┌────────

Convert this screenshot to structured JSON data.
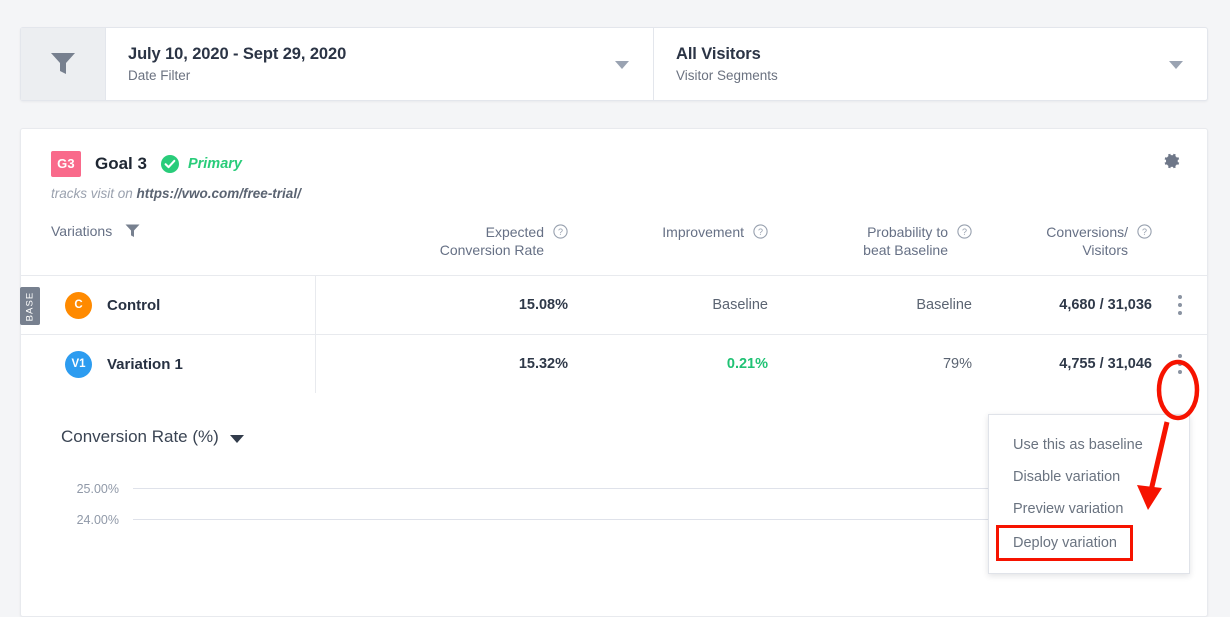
{
  "filter_bar": {
    "funnel_icon": "filter-funnel-icon",
    "date": {
      "value": "July 10, 2020 - Sept 29, 2020",
      "label": "Date Filter"
    },
    "segment": {
      "value": "All Visitors",
      "label": "Visitor Segments"
    }
  },
  "goal": {
    "badge": "G3",
    "title": "Goal 3",
    "primary_label": "Primary",
    "tracks_prefix": "tracks visit on",
    "url": "https://vwo.com/free-trial/",
    "settings_icon": "gear-icon"
  },
  "table": {
    "headers": {
      "variations": "Variations",
      "expected_conversion_rate_l1": "Expected",
      "expected_conversion_rate_l2": "Conversion Rate",
      "improvement": "Improvement",
      "probability_l1": "Probability to",
      "probability_l2": "beat Baseline",
      "conversions_l1": "Conversions/",
      "conversions_l2": "Visitors"
    },
    "rows": [
      {
        "badge": "BASE",
        "initials": "C",
        "name": "Control",
        "expected_conversion_rate": "15.08%",
        "improvement": "Baseline",
        "probability": "Baseline",
        "conversions": "4,680 / 31,036"
      },
      {
        "badge": "",
        "initials": "V1",
        "name": "Variation 1",
        "expected_conversion_rate": "15.32%",
        "improvement": "0.21%",
        "probability": "79%",
        "conversions": "4,755 / 31,046"
      }
    ]
  },
  "menu": {
    "items": [
      "Use this as baseline",
      "Disable variation",
      "Preview variation",
      "Deploy variation"
    ],
    "highlighted_index": 3
  },
  "chart": {
    "title": "Conversion Rate (%)"
  },
  "chart_data": {
    "type": "line",
    "title": "Conversion Rate (%)",
    "xlabel": "",
    "ylabel": "Conversion Rate (%)",
    "ytick_labels": [
      "25.00%",
      "24.00%"
    ],
    "yticks": [
      25.0,
      24.0
    ],
    "grid": true,
    "legend": "none",
    "series": [],
    "note": "Only the top of the chart is visible; y-axis gridlines at 25.00% and 24.00%."
  },
  "colors": {
    "page_bg": "#f4f5f7",
    "goal_badge": "#f96a8b",
    "primary_green": "#29cc7a",
    "improvement_green": "#20c274",
    "control_dot": "#ff8a00",
    "variation_dot": "#2d9cf0",
    "annotation_red": "#f61300"
  }
}
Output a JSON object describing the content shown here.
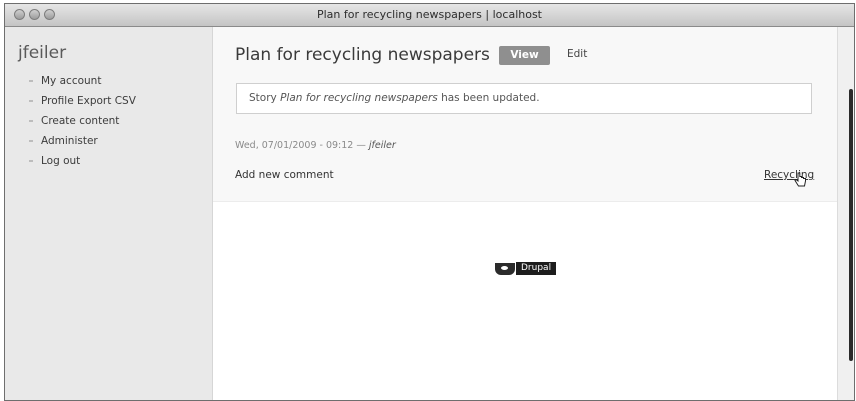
{
  "window": {
    "title": "Plan for recycling newspapers | localhost"
  },
  "sidebar": {
    "username": "jfeiler",
    "items": [
      {
        "label": "My account"
      },
      {
        "label": "Profile Export CSV"
      },
      {
        "label": "Create content"
      },
      {
        "label": "Administer"
      },
      {
        "label": "Log out"
      }
    ]
  },
  "main": {
    "title": "Plan for recycling newspapers",
    "tabs": [
      {
        "label": "View",
        "active": true
      },
      {
        "label": "Edit",
        "active": false
      }
    ],
    "status_message": {
      "prefix": "Story ",
      "title": "Plan for recycling newspapers",
      "suffix": " has been updated."
    },
    "submitted": {
      "date": "Wed, 07/01/2009 - 09:12 — ",
      "author": "jfeiler"
    },
    "add_comment_label": "Add new comment",
    "taxonomy_link": "Recycling"
  },
  "footer": {
    "powered_by": "Drupal"
  },
  "colors": {
    "sidebar_bg": "#e9e9e9",
    "active_tab_bg": "#8f8f8f"
  }
}
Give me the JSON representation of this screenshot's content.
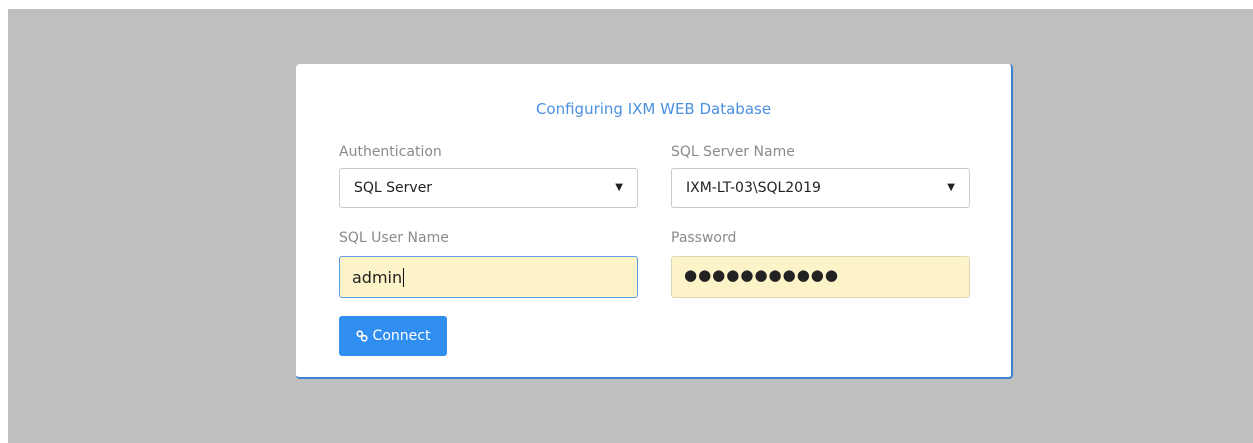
{
  "dialog": {
    "title": "Configuring IXM WEB Database"
  },
  "form": {
    "authentication": {
      "label": "Authentication",
      "value": "SQL Server"
    },
    "server_name": {
      "label": "SQL Server Name",
      "value": "IXM-LT-03\\SQL2019"
    },
    "user_name": {
      "label": "SQL User Name",
      "value": "admin"
    },
    "password": {
      "label": "Password",
      "value": "●●●●●●●●●●●"
    }
  },
  "actions": {
    "connect_label": "Connect",
    "connect_icon": "link-icon"
  },
  "colors": {
    "accent": "#2f8ef0",
    "title": "#4a90e2",
    "autofill_bg": "#fcf3c8",
    "backdrop": "#bfbfbf"
  }
}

└────────

# What you have to do
Find the word "JSON" in the records and pull out each line that has it.

# Exercise answer
Convert this screenshot to structured JSON data.
Output a JSON object describing the content shown here.
Give me the JSON representation of this screenshot's content.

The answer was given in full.